Goal
Find how many lines hold the word "JSON" and give that number only.

□ □ □

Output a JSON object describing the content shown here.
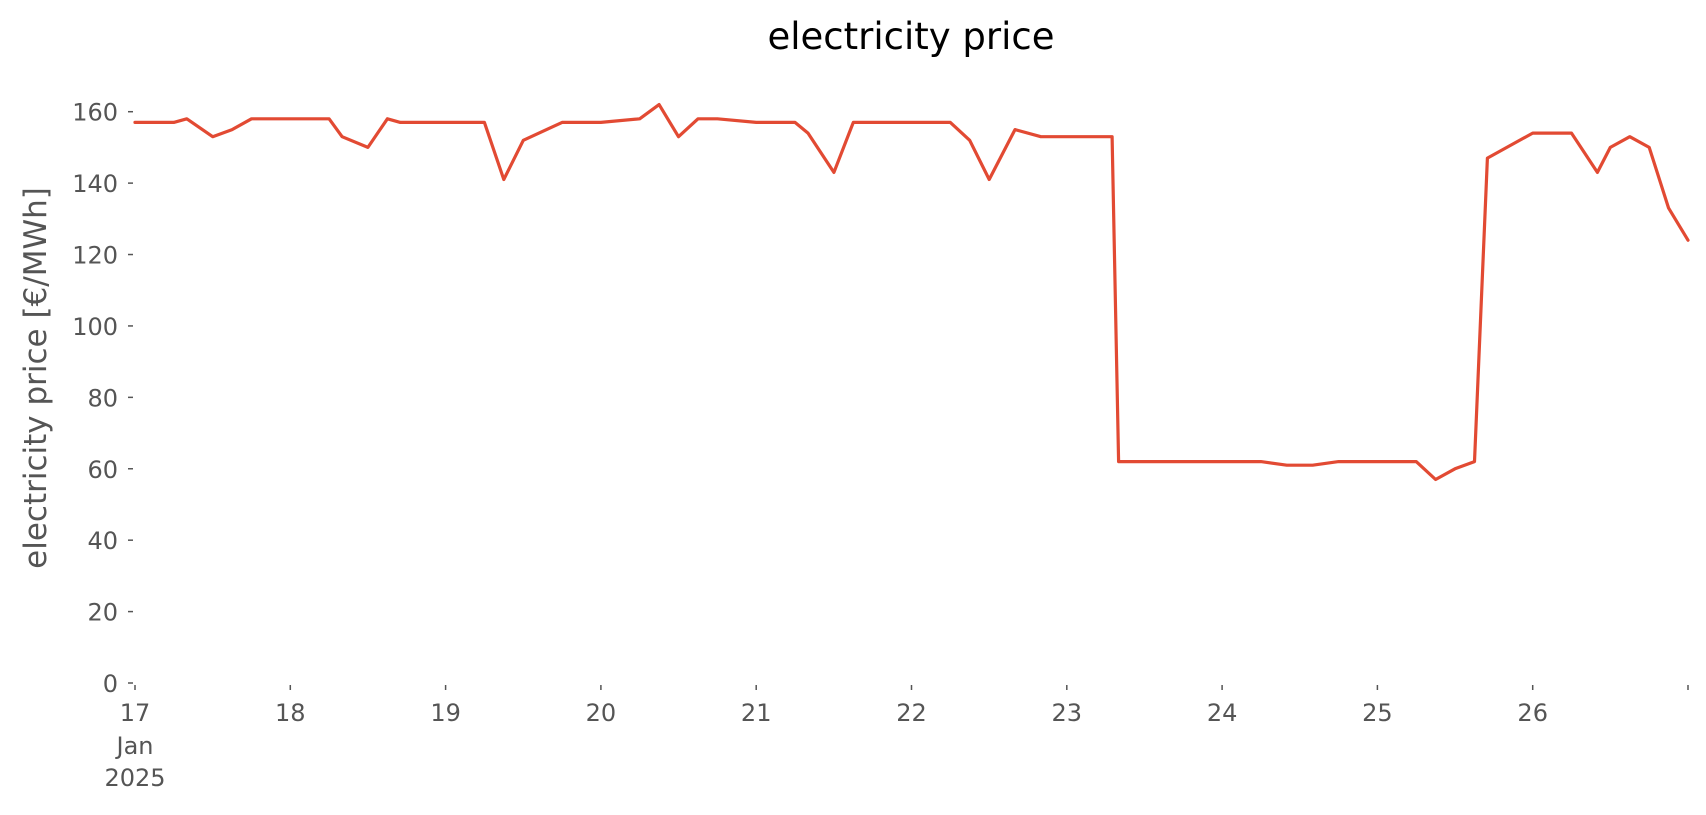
{
  "chart_data": {
    "type": "line",
    "title": "electricity price",
    "xlabel": "",
    "ylabel": "electricity price [€/MWh]",
    "x_tick_labels": [
      "17",
      "18",
      "19",
      "20",
      "21",
      "22",
      "23",
      "24",
      "25",
      "26"
    ],
    "x_tick_sublabels": [
      "Jan",
      "2025"
    ],
    "y_tick_labels": [
      "0",
      "20",
      "40",
      "60",
      "80",
      "100",
      "120",
      "140",
      "160"
    ],
    "xlim": [
      "2025-01-17 00:00",
      "2025-01-27 00:00"
    ],
    "ylim": [
      0,
      170
    ],
    "grid": false,
    "color": "#E24A33",
    "series": [
      {
        "x": [
          "2025-01-17 00:00",
          "2025-01-17 06:00",
          "2025-01-17 08:00",
          "2025-01-17 12:00",
          "2025-01-17 15:00",
          "2025-01-17 18:00",
          "2025-01-18 00:00",
          "2025-01-18 06:00",
          "2025-01-18 08:00",
          "2025-01-18 12:00",
          "2025-01-18 15:00",
          "2025-01-18 17:00",
          "2025-01-18 21:00",
          "2025-01-19 00:00",
          "2025-01-19 06:00",
          "2025-01-19 09:00",
          "2025-01-19 12:00",
          "2025-01-19 18:00",
          "2025-01-20 00:00",
          "2025-01-20 06:00",
          "2025-01-20 09:00",
          "2025-01-20 12:00",
          "2025-01-20 15:00",
          "2025-01-20 18:00",
          "2025-01-21 00:00",
          "2025-01-21 06:00",
          "2025-01-21 08:00",
          "2025-01-21 12:00",
          "2025-01-21 15:00",
          "2025-01-21 18:00",
          "2025-01-22 00:00",
          "2025-01-22 06:00",
          "2025-01-22 09:00",
          "2025-01-22 12:00",
          "2025-01-22 16:00",
          "2025-01-22 20:00",
          "2025-01-23 00:00",
          "2025-01-23 07:00",
          "2025-01-23 08:00",
          "2025-01-23 12:00",
          "2025-01-23 16:00",
          "2025-01-23 20:00",
          "2025-01-24 00:00",
          "2025-01-24 06:00",
          "2025-01-24 10:00",
          "2025-01-24 14:00",
          "2025-01-24 18:00",
          "2025-01-25 00:00",
          "2025-01-25 06:00",
          "2025-01-25 09:00",
          "2025-01-25 12:00",
          "2025-01-25 15:00",
          "2025-01-25 17:00",
          "2025-01-26 00:00",
          "2025-01-26 06:00",
          "2025-01-26 10:00",
          "2025-01-26 12:00",
          "2025-01-26 15:00",
          "2025-01-26 18:00",
          "2025-01-26 21:00",
          "2025-01-27 00:00"
        ],
        "y": [
          157,
          157,
          158,
          153,
          155,
          158,
          158,
          158,
          153,
          150,
          158,
          157,
          157,
          157,
          157,
          141,
          152,
          157,
          157,
          158,
          162,
          153,
          158,
          158,
          157,
          157,
          154,
          143,
          157,
          157,
          157,
          157,
          152,
          141,
          155,
          153,
          153,
          153,
          62,
          62,
          62,
          62,
          62,
          62,
          61,
          61,
          62,
          62,
          62,
          57,
          60,
          62,
          147,
          154,
          154,
          143,
          150,
          153,
          150,
          133,
          124
        ]
      }
    ]
  }
}
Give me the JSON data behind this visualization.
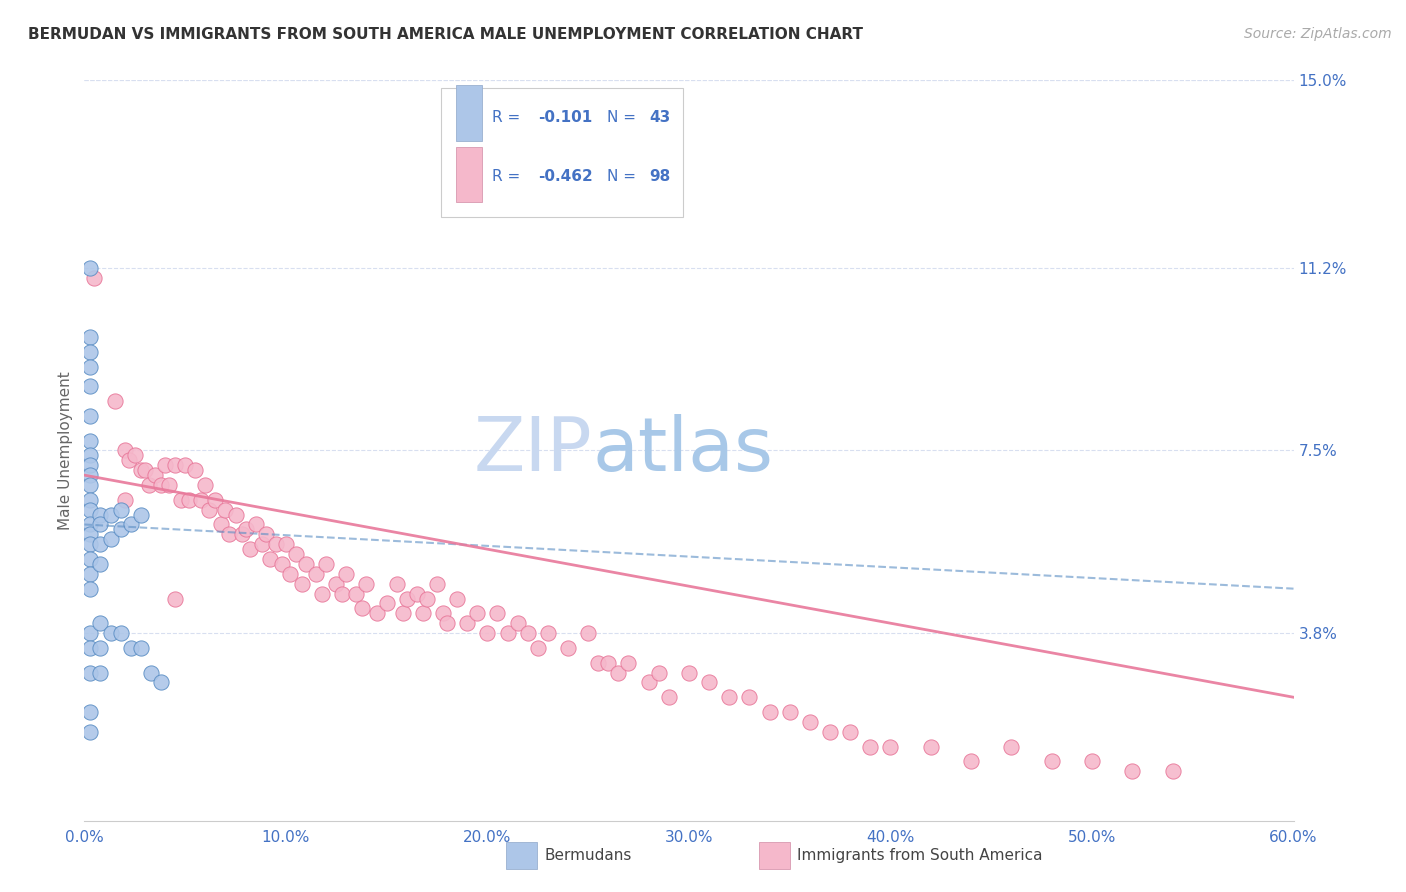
{
  "title": "BERMUDAN VS IMMIGRANTS FROM SOUTH AMERICA MALE UNEMPLOYMENT CORRELATION CHART",
  "source": "Source: ZipAtlas.com",
  "ylabel": "Male Unemployment",
  "xlim": [
    0.0,
    0.6
  ],
  "ylim": [
    0.0,
    0.15
  ],
  "xtick_labels": [
    "0.0%",
    "10.0%",
    "20.0%",
    "30.0%",
    "40.0%",
    "50.0%",
    "60.0%"
  ],
  "xtick_vals": [
    0.0,
    0.1,
    0.2,
    0.3,
    0.4,
    0.5,
    0.6
  ],
  "ytick_labels_right": [
    "3.8%",
    "7.5%",
    "11.2%",
    "15.0%"
  ],
  "ytick_vals_right": [
    0.038,
    0.075,
    0.112,
    0.15
  ],
  "color_blue": "#adc6e8",
  "color_pink": "#f5b8cb",
  "color_blue_dark": "#5b8ec4",
  "color_pink_dark": "#e8789a",
  "color_text_blue": "#4472c4",
  "color_grid": "#d8dff0",
  "watermark_zip": "#c8d8f0",
  "watermark_atlas": "#a8c8e8",
  "bermudans_x": [
    0.003,
    0.003,
    0.003,
    0.003,
    0.003,
    0.003,
    0.003,
    0.003,
    0.003,
    0.003,
    0.003,
    0.003,
    0.003,
    0.003,
    0.003,
    0.003,
    0.003,
    0.003,
    0.003,
    0.008,
    0.008,
    0.008,
    0.008,
    0.013,
    0.013,
    0.018,
    0.018,
    0.023,
    0.028,
    0.003,
    0.003,
    0.003,
    0.003,
    0.003,
    0.008,
    0.008,
    0.008,
    0.013,
    0.018,
    0.023,
    0.028,
    0.033,
    0.038
  ],
  "bermudans_y": [
    0.112,
    0.098,
    0.095,
    0.092,
    0.088,
    0.082,
    0.077,
    0.074,
    0.072,
    0.07,
    0.068,
    0.065,
    0.063,
    0.06,
    0.058,
    0.056,
    0.053,
    0.05,
    0.047,
    0.062,
    0.06,
    0.056,
    0.052,
    0.062,
    0.057,
    0.063,
    0.059,
    0.06,
    0.062,
    0.038,
    0.035,
    0.03,
    0.022,
    0.018,
    0.04,
    0.035,
    0.03,
    0.038,
    0.038,
    0.035,
    0.035,
    0.03,
    0.028
  ],
  "sa_x": [
    0.005,
    0.015,
    0.02,
    0.022,
    0.025,
    0.028,
    0.03,
    0.032,
    0.035,
    0.038,
    0.04,
    0.042,
    0.045,
    0.048,
    0.05,
    0.052,
    0.055,
    0.058,
    0.06,
    0.062,
    0.065,
    0.068,
    0.07,
    0.072,
    0.075,
    0.078,
    0.08,
    0.082,
    0.085,
    0.088,
    0.09,
    0.092,
    0.095,
    0.098,
    0.1,
    0.102,
    0.105,
    0.108,
    0.11,
    0.115,
    0.118,
    0.12,
    0.125,
    0.128,
    0.13,
    0.135,
    0.138,
    0.14,
    0.145,
    0.15,
    0.155,
    0.158,
    0.16,
    0.165,
    0.168,
    0.17,
    0.175,
    0.178,
    0.18,
    0.185,
    0.19,
    0.195,
    0.2,
    0.205,
    0.21,
    0.215,
    0.22,
    0.225,
    0.23,
    0.24,
    0.25,
    0.255,
    0.26,
    0.265,
    0.27,
    0.28,
    0.285,
    0.29,
    0.3,
    0.31,
    0.32,
    0.33,
    0.34,
    0.35,
    0.36,
    0.37,
    0.38,
    0.39,
    0.4,
    0.42,
    0.44,
    0.46,
    0.48,
    0.5,
    0.52,
    0.54,
    0.02,
    0.045
  ],
  "sa_y": [
    0.11,
    0.085,
    0.075,
    0.073,
    0.074,
    0.071,
    0.071,
    0.068,
    0.07,
    0.068,
    0.072,
    0.068,
    0.072,
    0.065,
    0.072,
    0.065,
    0.071,
    0.065,
    0.068,
    0.063,
    0.065,
    0.06,
    0.063,
    0.058,
    0.062,
    0.058,
    0.059,
    0.055,
    0.06,
    0.056,
    0.058,
    0.053,
    0.056,
    0.052,
    0.056,
    0.05,
    0.054,
    0.048,
    0.052,
    0.05,
    0.046,
    0.052,
    0.048,
    0.046,
    0.05,
    0.046,
    0.043,
    0.048,
    0.042,
    0.044,
    0.048,
    0.042,
    0.045,
    0.046,
    0.042,
    0.045,
    0.048,
    0.042,
    0.04,
    0.045,
    0.04,
    0.042,
    0.038,
    0.042,
    0.038,
    0.04,
    0.038,
    0.035,
    0.038,
    0.035,
    0.038,
    0.032,
    0.032,
    0.03,
    0.032,
    0.028,
    0.03,
    0.025,
    0.03,
    0.028,
    0.025,
    0.025,
    0.022,
    0.022,
    0.02,
    0.018,
    0.018,
    0.015,
    0.015,
    0.015,
    0.012,
    0.015,
    0.012,
    0.012,
    0.01,
    0.01,
    0.065,
    0.045
  ],
  "blue_trendline_x": [
    0.0,
    0.6
  ],
  "blue_trendline_y": [
    0.06,
    0.047
  ],
  "pink_trendline_x": [
    0.0,
    0.6
  ],
  "pink_trendline_y": [
    0.07,
    0.025
  ]
}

□ □ □

Response
2